§ **Provided information**
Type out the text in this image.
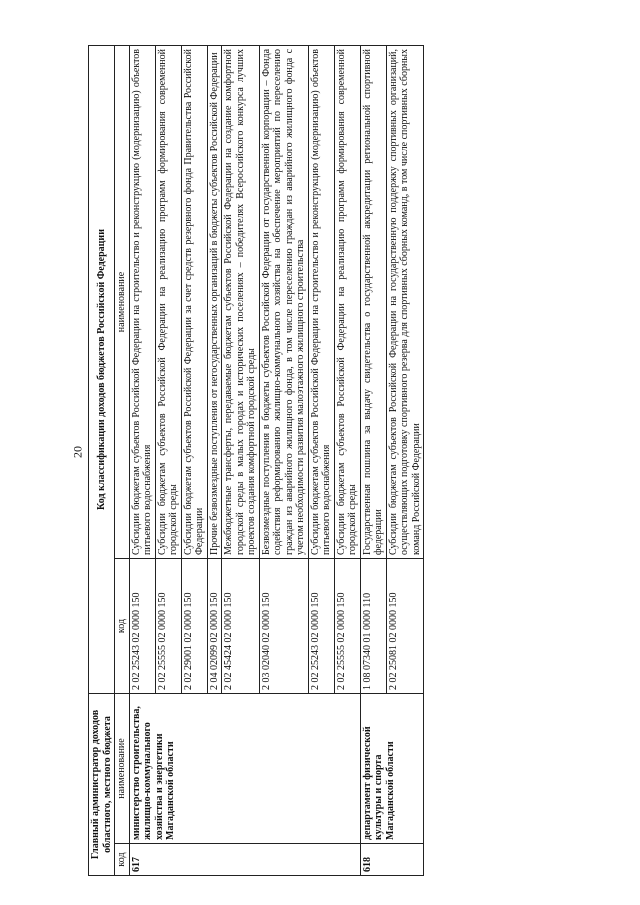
20
Главный администратор доходов областного, местного бюджета		Код классификации доходов бюджетов Российской Федерации	
код	наименование	код	наименование
617	министерство строительства, жилищно-коммунального хозяйства и энергетики Магаданской области	2 02 25243 02 0000 150	Субсидии бюджетам субъектов Российской Федерации на строительство и реконструкцию (модернизацию) объектов питьевого водоснабжения
		2 02 25555 02 0000 150	Субсидии бюджетам субъектов Российской Федерации на реализацию программ формирования современной городской среды
		2 02 29001 02 0000 150	Субсидии бюджетам субъектов Российской Федерации за счет средств резервного фонда Правительства Российской Федерации
		2 04 02099 02 0000 150	Прочие безвозмездные поступления от негосударственных организаций в бюджеты субъектов Российской Федерации
		2 02 45424 02 0000 150	Межбюджетные трансферты, передаваемые бюджетам субъектов Российской Федерации на создание комфортной городской среды в малых городах и исторических поселениях – победителях Всероссийского конкурса лучших проектов создания комфортной городской среды
		2 03 02040 02 0000 150	Безвозмездные поступления в бюджеты субъектов Российской Федерации от государственной корпорации – Фонда содействия реформированию жилищно-коммунального хозяйства на обеспечение мероприятий по переселению граждан из аварийного жилищного фонда, в том числе переселению граждан из аварийного жилищного фонда с учетом необходимости развития малоэтажного жилищного строительства
		2 02 25243 02 0000 150	Субсидии бюджетам субъектов Российской Федерации на строительство и реконструкцию (модернизацию) объектов питьевого водоснабжения
		2 02 25555 02 0000 150	Субсидии бюджетам субъектов Российской Федерации на реализацию программ формирования современной городской среды
618	департамент физической культуры и спорта Магаданской области	1 08 07340 01 0000 110	Государственная пошлина за выдачу свидетельства о государственной аккредитации региональной спортивной федерации
		2 02 25081 02 0000 150	Субсидии бюджетам субъектов Российской Федерации на государственную поддержку спортивных организаций, осуществляющих подготовку спортивного резерва для спортивных сборных команд, в том числе спортивных сборных команд Российской Федерации
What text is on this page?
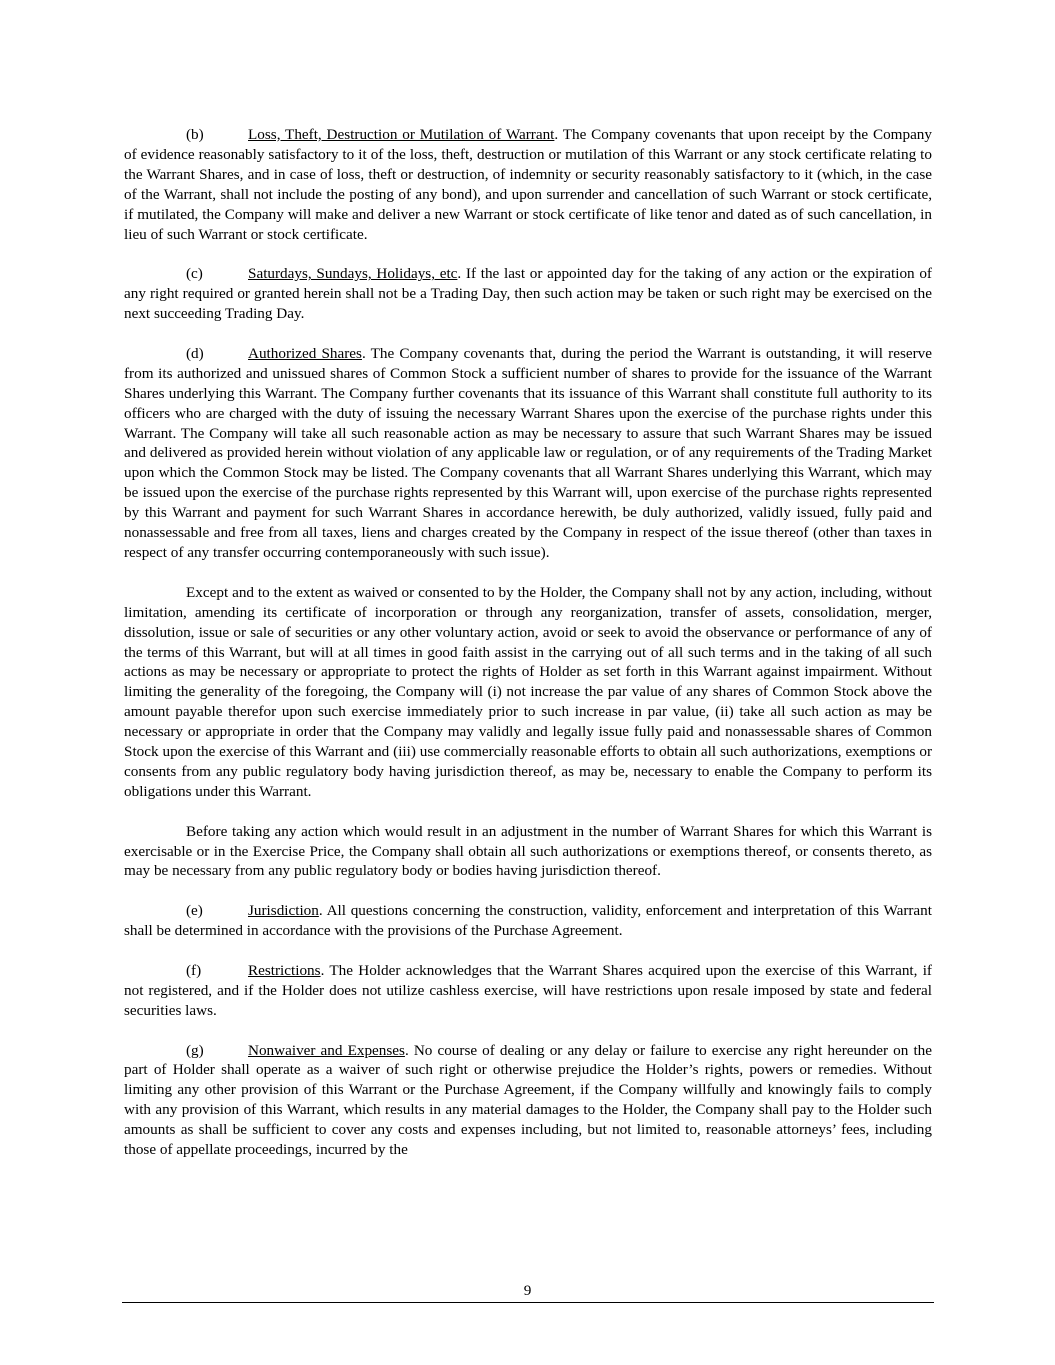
(b)	Loss, Theft, Destruction or Mutilation of Warrant. The Company covenants that upon receipt by the Company of evidence reasonably satisfactory to it of the loss, theft, destruction or mutilation of this Warrant or any stock certificate relating to the Warrant Shares, and in case of loss, theft or destruction, of indemnity or security reasonably satisfactory to it (which, in the case of the Warrant, shall not include the posting of any bond), and upon surrender and cancellation of such Warrant or stock certificate, if mutilated, the Company will make and deliver a new Warrant or stock certificate of like tenor and dated as of such cancellation, in lieu of such Warrant or stock certificate.

(c)	Saturdays, Sundays, Holidays, etc. If the last or appointed day for the taking of any action or the expiration of any right required or granted herein shall not be a Trading Day, then such action may be taken or such right may be exercised on the next succeeding Trading Day.

(d)	Authorized Shares. The Company covenants that, during the period the Warrant is outstanding, it will reserve from its authorized and unissued shares of Common Stock a sufficient number of shares to provide for the issuance of the Warrant Shares underlying this Warrant. The Company further covenants that its issuance of this Warrant shall constitute full authority to its officers who are charged with the duty of issuing the necessary Warrant Shares upon the exercise of the purchase rights under this Warrant. The Company will take all such reasonable action as may be necessary to assure that such Warrant Shares may be issued and delivered as provided herein without violation of any applicable law or regulation, or of any requirements of the Trading Market upon which the Common Stock may be listed. The Company covenants that all Warrant Shares underlying this Warrant, which may be issued upon the exercise of the purchase rights represented by this Warrant will, upon exercise of the purchase rights represented by this Warrant and payment for such Warrant Shares in accordance herewith, be duly authorized, validly issued, fully paid and nonassessable and free from all taxes, liens and charges created by the Company in respect of the issue thereof (other than taxes in respect of any transfer occurring contemporaneously with such issue).

Except and to the extent as waived or consented to by the Holder, the Company shall not by any action, including, without limitation, amending its certificate of incorporation or through any reorganization, transfer of assets, consolidation, merger, dissolution, issue or sale of securities or any other voluntary action, avoid or seek to avoid the observance or performance of any of the terms of this Warrant, but will at all times in good faith assist in the carrying out of all such terms and in the taking of all such actions as may be necessary or appropriate to protect the rights of Holder as set forth in this Warrant against impairment. Without limiting the generality of the foregoing, the Company will (i) not increase the par value of any shares of Common Stock above the amount payable therefor upon such exercise immediately prior to such increase in par value, (ii) take all such action as may be necessary or appropriate in order that the Company may validly and legally issue fully paid and nonassessable shares of Common Stock upon the exercise of this Warrant and (iii) use commercially reasonable efforts to obtain all such authorizations, exemptions or consents from any public regulatory body having jurisdiction thereof, as may be, necessary to enable the Company to perform its obligations under this Warrant.

Before taking any action which would result in an adjustment in the number of Warrant Shares for which this Warrant is exercisable or in the Exercise Price, the Company shall obtain all such authorizations or exemptions thereof, or consents thereto, as may be necessary from any public regulatory body or bodies having jurisdiction thereof.

(e)	Jurisdiction. All questions concerning the construction, validity, enforcement and interpretation of this Warrant shall be determined in accordance with the provisions of the Purchase Agreement.

(f)	Restrictions. The Holder acknowledges that the Warrant Shares acquired upon the exercise of this Warrant, if not registered, and if the Holder does not utilize cashless exercise, will have restrictions upon resale imposed by state and federal securities laws.

(g)	Nonwaiver and Expenses. No course of dealing or any delay or failure to exercise any right hereunder on the part of Holder shall operate as a waiver of such right or otherwise prejudice the Holder’s rights, powers or remedies. Without limiting any other provision of this Warrant or the Purchase Agreement, if the Company willfully and knowingly fails to comply with any provision of this Warrant, which results in any material damages to the Holder, the Company shall pay to the Holder such amounts as shall be sufficient to cover any costs and expenses including, but not limited to, reasonable attorneys’ fees, including those of appellate proceedings, incurred by the

9
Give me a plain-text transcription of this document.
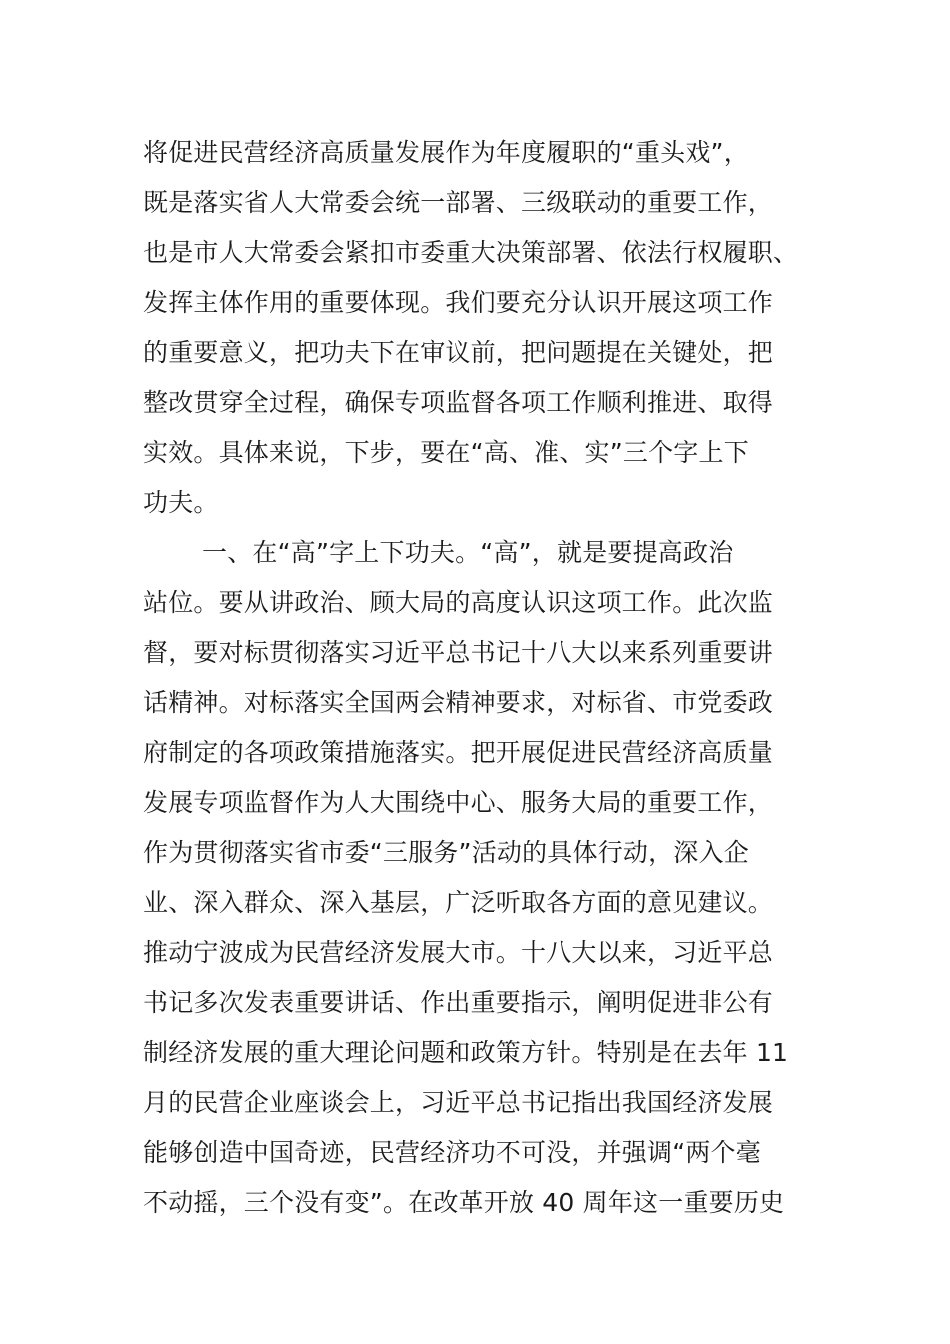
将促进民营经济高质量发展作为年度履职的“重头戏”，
既是落实省人大常委会统一部署、三级联动的重要工作，
也是市人大常委会紧扣市委重大决策部署、依法行权履职、
发挥主体作用的重要体现。我们要充分认识开展这项工作
的重要意义，把功夫下在审议前，把问题提在关键处，把
整改贯穿全过程，确保专项监督各项工作顺利推进、取得
实效。具体来说，下步，要在“高、准、实”三个字上下
功夫。
一、在“高”字上下功夫。“高”，就是要提高政治
站位。要从讲政治、顾大局的高度认识这项工作。此次监
督，要对标贯彻落实习近平总书记十八大以来系列重要讲
话精神。对标落实全国两会精神要求，对标省、市党委政
府制定的各项政策措施落实。把开展促进民营经济高质量
发展专项监督作为人大围绕中心、服务大局的重要工作，
作为贯彻落实省市委“三服务”活动的具体行动，深入企
业、深入群众、深入基层，广泛听取各方面的意见建议。
推动宁波成为民营经济发展大市。十八大以来，习近平总
书记多次发表重要讲话、作出重要指示，阐明促进非公有
制经济发展的重大理论问题和政策方针。特别是在去年 11
月的民营企业座谈会上，习近平总书记指出我国经济发展
能够创造中国奇迹，民营经济功不可没，并强调“两个毫
不动摇，三个没有变”。在改革开放 40 周年这一重要历史
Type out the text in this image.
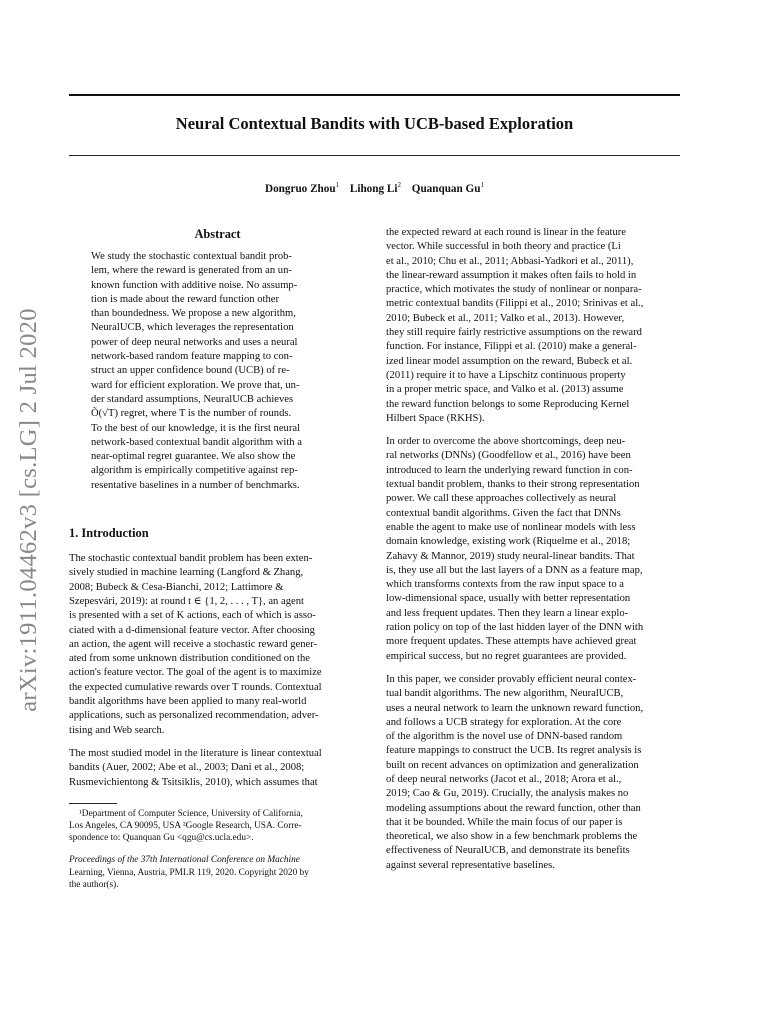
Neural Contextual Bandits with UCB-based Exploration
Dongruo Zhou$^1$ Lihong Li$^2$ Quanquan Gu$^1$
arXiv:1911.04462v3 [cs.LG] 2 Jul 2020
Abstract
We study the stochastic contextual bandit prob-
lem, where the reward is generated from an un-
known function with additive noise. No assump-
tion is made about the reward function other
than boundedness. We propose a new algorithm,
NeuralUCB, which leverages the representation
power of deep neural networks and uses a neural
network-based random feature mapping to con-
struct an upper confidence bound (UCB) of re-
ward for efficient exploration. We prove that, un-
der standard assumptions, NeuralUCB achieves
Õ(√T) regret, where T is the number of rounds.
To the best of our knowledge, it is the first neural
network-based contextual bandit algorithm with a
near-optimal regret guarantee. We also show the
algorithm is empirically competitive against rep-
resentative baselines in a number of benchmarks.
1. Introduction

The stochastic contextual bandit problem has been exten-
sively studied in machine learning (Langford & Zhang,
2008; Bubeck & Cesa-Bianchi, 2012; Lattimore &
Szepesvári, 2019): at round t ∈ {1, 2, . . . , T}, an agent
is presented with a set of K actions, each of which is asso-
ciated with a d-dimensional feature vector. After choosing
an action, the agent will receive a stochastic reward gener-
ated from some unknown distribution conditioned on the
action's feature vector. The goal of the agent is to maximize
the expected cumulative rewards over T rounds. Contextual
bandit algorithms have been applied to many real-world
applications, such as personalized recommendation, adver-
tising and Web search.

The most studied model in the literature is linear contextual
bandits (Auer, 2002; Abe et al., 2003; Dani et al., 2008;
Rusmevichientong & Tsitsiklis, 2010), which assumes that

¹Department of Computer Science, University of California,
Los Angeles, CA 90095, USA ²Google Research, USA. Corre-
spondence to: Quanquan Gu <qgu@cs.ucla.edu>.
Proceedings of the 37th International Conference on Machine
Learning, Vienna, Austria, PMLR 119, 2020. Copyright 2020 by
the author(s).

the expected reward at each round is linear in the feature
vector. While successful in both theory and practice (Li
et al., 2010; Chu et al., 2011; Abbasi-Yadkori et al., 2011),
the linear-reward assumption it makes often fails to hold in
practice, which motivates the study of nonlinear or nonpara-
metric contextual bandits (Filippi et al., 2010; Srinivas et al.,
2010; Bubeck et al., 2011; Valko et al., 2013). However,
they still require fairly restrictive assumptions on the reward
function. For instance, Filippi et al. (2010) make a general-
ized linear model assumption on the reward, Bubeck et al.
(2011) require it to have a Lipschitz continuous property
in a proper metric space, and Valko et al. (2013) assume
the reward function belongs to some Reproducing Kernel
Hilbert Space (RKHS).

In order to overcome the above shortcomings, deep neu-
ral networks (DNNs) (Goodfellow et al., 2016) have been
introduced to learn the underlying reward function in con-
textual bandit problem, thanks to their strong representation
power. We call these approaches collectively as neural
contextual bandit algorithms. Given the fact that DNNs
enable the agent to make use of nonlinear models with less
domain knowledge, existing work (Riquelme et al., 2018;
Zahavy & Mannor, 2019) study neural-linear bandits. That
is, they use all but the last layers of a DNN as a feature map,
which transforms contexts from the raw input space to a
low-dimensional space, usually with better representation
and less frequent updates. Then they learn a linear explo-
ration policy on top of the last hidden layer of the DNN with
more frequent updates. These attempts have achieved great
empirical success, but no regret guarantees are provided.

In this paper, we consider provably efficient neural contex-
tual bandit algorithms. The new algorithm, NeuralUCB,
uses a neural network to learn the unknown reward function,
and follows a UCB strategy for exploration. At the core
of the algorithm is the novel use of DNN-based random
feature mappings to construct the UCB. Its regret analysis is
built on recent advances on optimization and generalization
of deep neural networks (Jacot et al., 2018; Arora et al.,
2019; Cao & Gu, 2019). Crucially, the analysis makes no
modeling assumptions about the reward function, other than
that it be bounded. While the main focus of our paper is
theoretical, we also show in a few benchmark problems the
effectiveness of NeuralUCB, and demonstrate its benefits
against several representative baselines.
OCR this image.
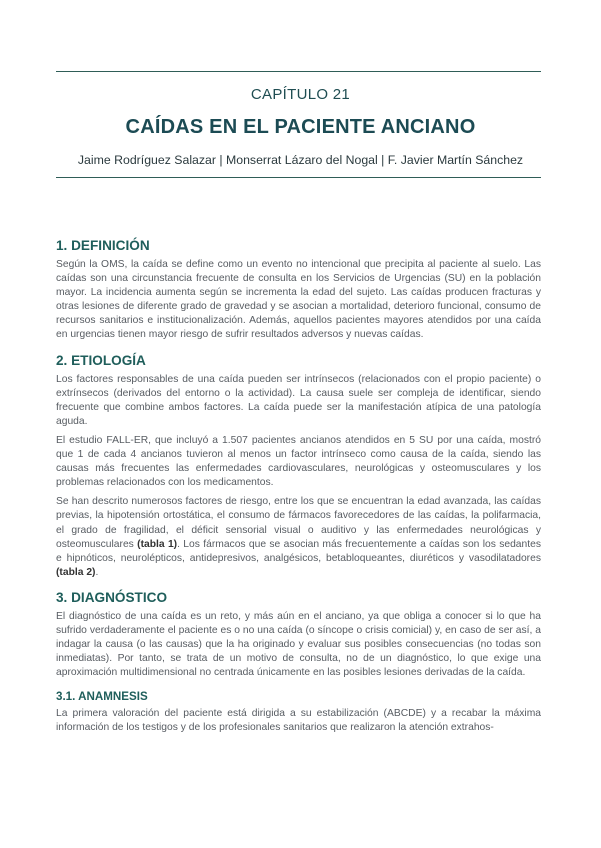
CAPÍTULO 21
CAÍDAS EN EL PACIENTE ANCIANO
Jaime Rodríguez Salazar | Monserrat Lázaro del Nogal | F. Javier Martín Sánchez
1. DEFINICIÓN

Según la OMS, la caída se define como un evento no intencional que precipita al paciente al suelo. Las caídas son una circunstancia frecuente de consulta en los Servicios de Urgencias (SU) en la población mayor. La incidencia aumenta según se incrementa la edad del sujeto. Las caídas producen fracturas y otras lesiones de diferente grado de gravedad y se asocian a mortalidad, deterioro funcional, consumo de recursos sanitarios e institucionalización. Además, aquellos pacientes mayores atendidos por una caída en urgencias tienen mayor riesgo de sufrir resultados adversos y nuevas caídas.

2. ETIOLOGÍA

Los factores responsables de una caída pueden ser intrínsecos (relacionados con el propio paciente) o extrínsecos (derivados del entorno o la actividad). La causa suele ser compleja de identificar, siendo frecuente que combine ambos factores. La caída puede ser la manifestación atípica de una patología aguda.

El estudio FALL-ER, que incluyó a 1.507 pacientes ancianos atendidos en 5 SU por una caída, mostró que 1 de cada 4 ancianos tuvieron al menos un factor intrínseco como causa de la caída, siendo las causas más frecuentes las enfermedades cardiovasculares, neurológicas y osteomusculares y los problemas relacionados con los medicamentos.

Se han descrito numerosos factores de riesgo, entre los que se encuentran la edad avanzada, las caídas previas, la hipotensión ortostática, el consumo de fármacos favorecedores de las caídas, la polifarmacia, el grado de fragilidad, el déficit sensorial visual o auditivo y las enfermedades neurológicas y osteomusculares (tabla 1). Los fármacos que se asocian más frecuentemente a caídas son los sedantes e hipnóticos, neurolépticos, antidepresivos, analgésicos, betabloqueantes, diuréticos y vasodilatadores (tabla 2).

3. DIAGNÓSTICO

El diagnóstico de una caída es un reto, y más aún en el anciano, ya que obliga a conocer si lo que ha sufrido verdaderamente el paciente es o no una caída (o síncope o crisis comicial) y, en caso de ser así, a indagar la causa (o las causas) que la ha originado y evaluar sus posibles consecuencias (no todas son inmediatas). Por tanto, se trata de un motivo de consulta, no de un diagnóstico, lo que exige una aproximación multidimensional no centrada únicamente en las posibles lesiones derivadas de la caída.

3.1. ANAMNESIS

La primera valoración del paciente está dirigida a su estabilización (ABCDE) y a recabar la máxima información de los testigos y de los profesionales sanitarios que realizaron la atención extrahos-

§ **Exercise details**
Select every line of the records holding the string "efficient".

§ **Completed exercise**
ward for efficient exploration. We prove that, un-
In this paper, we consider provably efficient neural contex-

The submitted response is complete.